**WORK TO DO**
Starting with the line that contains "OCR this image.", set down each line through the end of the entries below, exactly and with nothing added.

**PROVIDED RECORDS**
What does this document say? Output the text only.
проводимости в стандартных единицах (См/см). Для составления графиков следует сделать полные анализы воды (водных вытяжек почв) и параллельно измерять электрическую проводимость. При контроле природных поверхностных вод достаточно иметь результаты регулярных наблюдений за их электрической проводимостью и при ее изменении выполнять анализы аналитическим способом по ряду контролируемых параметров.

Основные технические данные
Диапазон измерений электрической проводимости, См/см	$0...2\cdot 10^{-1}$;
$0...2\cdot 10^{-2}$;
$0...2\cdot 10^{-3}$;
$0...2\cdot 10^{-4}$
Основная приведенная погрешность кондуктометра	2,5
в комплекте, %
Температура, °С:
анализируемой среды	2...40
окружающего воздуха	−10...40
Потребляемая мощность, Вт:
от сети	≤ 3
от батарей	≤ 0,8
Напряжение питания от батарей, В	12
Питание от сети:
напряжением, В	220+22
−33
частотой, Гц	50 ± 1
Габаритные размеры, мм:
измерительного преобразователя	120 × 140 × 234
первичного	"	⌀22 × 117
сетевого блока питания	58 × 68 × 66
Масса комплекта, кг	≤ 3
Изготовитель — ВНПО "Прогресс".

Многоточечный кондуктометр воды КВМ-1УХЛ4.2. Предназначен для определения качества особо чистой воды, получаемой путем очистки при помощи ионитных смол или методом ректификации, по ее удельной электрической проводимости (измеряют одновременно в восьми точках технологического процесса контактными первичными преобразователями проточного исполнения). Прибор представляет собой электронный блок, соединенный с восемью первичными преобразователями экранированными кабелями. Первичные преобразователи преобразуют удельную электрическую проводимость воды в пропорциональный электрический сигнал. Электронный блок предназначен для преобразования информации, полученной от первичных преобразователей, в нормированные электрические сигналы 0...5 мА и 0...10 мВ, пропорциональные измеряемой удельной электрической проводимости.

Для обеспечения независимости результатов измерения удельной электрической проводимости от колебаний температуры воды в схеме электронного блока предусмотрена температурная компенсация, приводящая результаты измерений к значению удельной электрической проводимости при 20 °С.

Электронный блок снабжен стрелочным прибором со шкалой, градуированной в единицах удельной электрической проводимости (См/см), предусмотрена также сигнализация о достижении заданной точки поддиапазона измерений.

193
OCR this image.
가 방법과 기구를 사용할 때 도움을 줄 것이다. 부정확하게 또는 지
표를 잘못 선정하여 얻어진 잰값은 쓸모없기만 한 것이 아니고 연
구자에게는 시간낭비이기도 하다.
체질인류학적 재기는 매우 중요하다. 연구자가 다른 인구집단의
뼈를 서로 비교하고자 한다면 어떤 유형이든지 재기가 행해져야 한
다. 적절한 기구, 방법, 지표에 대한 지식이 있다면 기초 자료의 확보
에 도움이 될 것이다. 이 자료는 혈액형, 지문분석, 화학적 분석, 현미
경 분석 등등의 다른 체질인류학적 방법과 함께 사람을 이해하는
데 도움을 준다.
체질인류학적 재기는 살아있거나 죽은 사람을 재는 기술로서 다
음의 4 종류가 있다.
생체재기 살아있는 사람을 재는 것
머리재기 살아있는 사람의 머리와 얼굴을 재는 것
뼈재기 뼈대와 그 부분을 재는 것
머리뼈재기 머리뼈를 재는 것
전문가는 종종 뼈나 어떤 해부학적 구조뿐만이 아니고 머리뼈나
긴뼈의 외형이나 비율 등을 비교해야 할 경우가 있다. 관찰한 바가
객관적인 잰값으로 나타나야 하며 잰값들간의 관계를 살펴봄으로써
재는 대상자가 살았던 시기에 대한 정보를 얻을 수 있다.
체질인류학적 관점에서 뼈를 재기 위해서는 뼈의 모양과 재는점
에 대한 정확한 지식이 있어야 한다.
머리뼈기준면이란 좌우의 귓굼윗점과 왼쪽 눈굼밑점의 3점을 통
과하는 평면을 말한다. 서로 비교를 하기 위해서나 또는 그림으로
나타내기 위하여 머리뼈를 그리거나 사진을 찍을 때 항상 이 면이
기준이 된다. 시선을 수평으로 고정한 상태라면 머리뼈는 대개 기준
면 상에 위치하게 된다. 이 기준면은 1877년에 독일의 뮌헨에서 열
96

**RESULT BELOW**
OCR this image.
가 방법과 기구를 사용할 때 도움을 줄 것이다. 부정확하게 또는 지
표를 잘못 선정하여 얻어진 잰값은 쓸모없기만 한 것이 아니고 연
구자에게는 시간낭비이기도 하다.
체질인류학적 재기는 매우 중요하다. 연구자가 다른 인구집단의
뼈를 서로 비교하고자 한다면 어떤 유형이든지 재기가 행해져야 한
다. 적절한 기구, 방법, 지표에 대한 지식이 있다면 기초 자료의 확보
에 도움이 될 것이다. 이 자료는 혈액형, 지문분석, 화학적 분석, 현미
경 분석 등등의 다른 체질인류학적 방법과 함께 사람을 이해하는
데 도움을 준다.
체질인류학적 재기는 살아있거나 죽은 사람을 재는 기술로서 다
음의 4 종류가 있다.
생체재기 살아있는 사람을 재는 것
머리재기 살아있는 사람의 머리와 얼굴을 재는 것
뼈재기 뼈대와 그 부분을 재는 것
머리뼈재기 머리뼈를 재는 것
전문가는 종종 뼈나 어떤 해부학적 구조뿐만이 아니고 머리뼈나
긴뼈의 외형이나 비율 등을 비교해야 할 경우가 있다. 관찰한 바가
객관적인 잰값으로 나타나야 하며 잰값들간의 관계를 살펴봄으로써
재는 대상자가 살았던 시기에 대한 정보를 얻을 수 있다.
체질인류학적 관점에서 뼈를 재기 위해서는 뼈의 모양과 재는점
에 대한 정확한 지식이 있어야 한다.
머리뼈기준면이란 좌우의 귓굼윗점과 왼쪽 눈굼밑점의 3점을 통
과하는 평면을 말한다. 서로 비교를 하기 위해서나 또는 그림으로
나타내기 위하여 머리뼈를 그리거나 사진을 찍을 때 항상 이 면이
기준이 된다. 시선을 수평으로 고정한 상태라면 머리뼈는 대개 기준
면 상에 위치하게 된다. 이 기준면은 1877년에 독일의 뮌헨에서 열
96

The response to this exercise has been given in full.